[Records from a collection]
>> begin
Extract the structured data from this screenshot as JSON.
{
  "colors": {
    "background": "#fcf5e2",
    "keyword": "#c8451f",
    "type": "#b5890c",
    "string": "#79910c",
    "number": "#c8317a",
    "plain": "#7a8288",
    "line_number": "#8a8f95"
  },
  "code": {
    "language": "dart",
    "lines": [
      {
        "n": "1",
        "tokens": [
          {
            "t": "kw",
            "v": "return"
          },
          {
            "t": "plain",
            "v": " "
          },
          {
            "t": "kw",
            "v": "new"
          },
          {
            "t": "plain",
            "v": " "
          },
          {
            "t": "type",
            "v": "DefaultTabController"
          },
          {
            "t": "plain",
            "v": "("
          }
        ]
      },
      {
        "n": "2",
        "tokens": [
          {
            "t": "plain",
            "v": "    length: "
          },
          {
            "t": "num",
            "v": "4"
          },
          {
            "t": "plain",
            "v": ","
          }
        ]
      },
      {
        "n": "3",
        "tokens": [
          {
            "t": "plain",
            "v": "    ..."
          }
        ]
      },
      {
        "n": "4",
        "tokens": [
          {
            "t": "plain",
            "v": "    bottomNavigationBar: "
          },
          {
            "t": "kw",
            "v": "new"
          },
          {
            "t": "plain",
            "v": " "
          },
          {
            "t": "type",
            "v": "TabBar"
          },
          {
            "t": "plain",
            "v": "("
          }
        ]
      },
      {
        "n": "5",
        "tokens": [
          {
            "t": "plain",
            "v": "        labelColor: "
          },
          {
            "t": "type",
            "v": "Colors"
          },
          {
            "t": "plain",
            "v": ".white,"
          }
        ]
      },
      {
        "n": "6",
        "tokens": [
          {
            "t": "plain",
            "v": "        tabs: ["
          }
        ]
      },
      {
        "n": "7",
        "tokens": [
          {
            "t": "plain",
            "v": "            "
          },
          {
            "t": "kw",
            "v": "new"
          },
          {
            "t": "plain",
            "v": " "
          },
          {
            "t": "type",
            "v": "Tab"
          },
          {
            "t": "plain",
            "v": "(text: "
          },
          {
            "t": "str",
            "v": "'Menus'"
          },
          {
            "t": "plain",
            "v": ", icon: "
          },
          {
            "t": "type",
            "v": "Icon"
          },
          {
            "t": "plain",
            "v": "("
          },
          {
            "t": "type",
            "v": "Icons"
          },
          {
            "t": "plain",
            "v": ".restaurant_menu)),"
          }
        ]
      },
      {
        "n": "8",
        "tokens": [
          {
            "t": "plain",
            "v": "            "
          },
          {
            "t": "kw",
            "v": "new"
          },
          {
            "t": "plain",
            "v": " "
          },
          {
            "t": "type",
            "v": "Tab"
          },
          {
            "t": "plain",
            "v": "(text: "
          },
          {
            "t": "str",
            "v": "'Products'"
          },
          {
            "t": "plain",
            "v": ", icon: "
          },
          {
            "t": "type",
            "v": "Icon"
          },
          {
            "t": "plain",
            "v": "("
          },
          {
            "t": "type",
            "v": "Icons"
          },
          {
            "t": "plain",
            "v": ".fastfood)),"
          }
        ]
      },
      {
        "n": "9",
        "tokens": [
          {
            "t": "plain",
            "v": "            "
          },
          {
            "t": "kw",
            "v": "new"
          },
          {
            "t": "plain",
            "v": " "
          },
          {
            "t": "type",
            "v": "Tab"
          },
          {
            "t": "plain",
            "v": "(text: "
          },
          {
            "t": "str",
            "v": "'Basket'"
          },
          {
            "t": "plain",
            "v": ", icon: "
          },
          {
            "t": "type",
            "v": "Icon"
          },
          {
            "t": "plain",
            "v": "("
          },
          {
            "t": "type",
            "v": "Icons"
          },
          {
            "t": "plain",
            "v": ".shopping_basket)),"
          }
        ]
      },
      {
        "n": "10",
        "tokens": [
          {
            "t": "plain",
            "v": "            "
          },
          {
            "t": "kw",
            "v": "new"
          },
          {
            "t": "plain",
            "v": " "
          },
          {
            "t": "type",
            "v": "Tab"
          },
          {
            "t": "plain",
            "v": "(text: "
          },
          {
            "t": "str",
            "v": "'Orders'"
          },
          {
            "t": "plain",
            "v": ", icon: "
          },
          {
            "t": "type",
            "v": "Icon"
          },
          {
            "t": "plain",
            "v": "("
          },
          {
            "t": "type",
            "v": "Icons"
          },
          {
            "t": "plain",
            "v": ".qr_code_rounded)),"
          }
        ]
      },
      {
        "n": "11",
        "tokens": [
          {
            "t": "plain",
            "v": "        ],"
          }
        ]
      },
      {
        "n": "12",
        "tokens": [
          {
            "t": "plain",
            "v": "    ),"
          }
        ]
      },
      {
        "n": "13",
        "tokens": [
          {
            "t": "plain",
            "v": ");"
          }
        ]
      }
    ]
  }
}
>> end
■ To be done:
The full set of records should be duplicated exactly.

■ Correct answer:
Extract the structured data from this screenshot as JSON.
{
  "colors": {
    "background": "#fcf5e2",
    "keyword": "#c8451f",
    "type": "#b5890c",
    "string": "#79910c",
    "number": "#c8317a",
    "plain": "#7a8288",
    "line_number": "#8a8f95"
  },
  "code": {
    "language": "dart",
    "lines": [
      {
        "n": "1",
        "tokens": [
          {
            "t": "kw",
            "v": "return"
          },
          {
            "t": "plain",
            "v": " "
          },
          {
            "t": "kw",
            "v": "new"
          },
          {
            "t": "plain",
            "v": " "
          },
          {
            "t": "type",
            "v": "DefaultTabController"
          },
          {
            "t": "plain",
            "v": "("
          }
        ]
      },
      {
        "n": "2",
        "tokens": [
          {
            "t": "plain",
            "v": "    length: "
          },
          {
            "t": "num",
            "v": "4"
          },
          {
            "t": "plain",
            "v": ","
          }
        ]
      },
      {
        "n": "3",
        "tokens": [
          {
            "t": "plain",
            "v": "    ..."
          }
        ]
      },
      {
        "n": "4",
        "tokens": [
          {
            "t": "plain",
            "v": "    bottomNavigationBar: "
          },
          {
            "t": "kw",
            "v": "new"
          },
          {
            "t": "plain",
            "v": " "
          },
          {
            "t": "type",
            "v": "TabBar"
          },
          {
            "t": "plain",
            "v": "("
          }
        ]
      },
      {
        "n": "5",
        "tokens": [
          {
            "t": "plain",
            "v": "        labelColor: "
          },
          {
            "t": "type",
            "v": "Colors"
          },
          {
            "t": "plain",
            "v": ".white,"
          }
        ]
      },
      {
        "n": "6",
        "tokens": [
          {
            "t": "plain",
            "v": "        tabs: ["
          }
        ]
      },
      {
        "n": "7",
        "tokens": [
          {
            "t": "plain",
            "v": "            "
          },
          {
            "t": "kw",
            "v": "new"
          },
          {
            "t": "plain",
            "v": " "
          },
          {
            "t": "type",
            "v": "Tab"
          },
          {
            "t": "plain",
            "v": "(text: "
          },
          {
            "t": "str",
            "v": "'Menus'"
          },
          {
            "t": "plain",
            "v": ", icon: "
          },
          {
            "t": "type",
            "v": "Icon"
          },
          {
            "t": "plain",
            "v": "("
          },
          {
            "t": "type",
            "v": "Icons"
          },
          {
            "t": "plain",
            "v": ".restaurant_menu)),"
          }
        ]
      },
      {
        "n": "8",
        "tokens": [
          {
            "t": "plain",
            "v": "            "
          },
          {
            "t": "kw",
            "v": "new"
          },
          {
            "t": "plain",
            "v": " "
          },
          {
            "t": "type",
            "v": "Tab"
          },
          {
            "t": "plain",
            "v": "(text: "
          },
          {
            "t": "str",
            "v": "'Products'"
          },
          {
            "t": "plain",
            "v": ", icon: "
          },
          {
            "t": "type",
            "v": "Icon"
          },
          {
            "t": "plain",
            "v": "("
          },
          {
            "t": "type",
            "v": "Icons"
          },
          {
            "t": "plain",
            "v": ".fastfood)),"
          }
        ]
      },
      {
        "n": "9",
        "tokens": [
          {
            "t": "plain",
            "v": "            "
          },
          {
            "t": "kw",
            "v": "new"
          },
          {
            "t": "plain",
            "v": " "
          },
          {
            "t": "type",
            "v": "Tab"
          },
          {
            "t": "plain",
            "v": "(text: "
          },
          {
            "t": "str",
            "v": "'Basket'"
          },
          {
            "t": "plain",
            "v": ", icon: "
          },
          {
            "t": "type",
            "v": "Icon"
          },
          {
            "t": "plain",
            "v": "("
          },
          {
            "t": "type",
            "v": "Icons"
          },
          {
            "t": "plain",
            "v": ".shopping_basket)),"
          }
        ]
      },
      {
        "n": "10",
        "tokens": [
          {
            "t": "plain",
            "v": "            "
          },
          {
            "t": "kw",
            "v": "new"
          },
          {
            "t": "plain",
            "v": " "
          },
          {
            "t": "type",
            "v": "Tab"
          },
          {
            "t": "plain",
            "v": "(text: "
          },
          {
            "t": "str",
            "v": "'Orders'"
          },
          {
            "t": "plain",
            "v": ", icon: "
          },
          {
            "t": "type",
            "v": "Icon"
          },
          {
            "t": "plain",
            "v": "("
          },
          {
            "t": "type",
            "v": "Icons"
          },
          {
            "t": "plain",
            "v": ".qr_code_rounded)),"
          }
        ]
      },
      {
        "n": "11",
        "tokens": [
          {
            "t": "plain",
            "v": "        ],"
          }
        ]
      },
      {
        "n": "12",
        "tokens": [
          {
            "t": "plain",
            "v": "    ),"
          }
        ]
      },
      {
        "n": "13",
        "tokens": [
          {
            "t": "plain",
            "v": ");"
          }
        ]
      }
    ]
  }
}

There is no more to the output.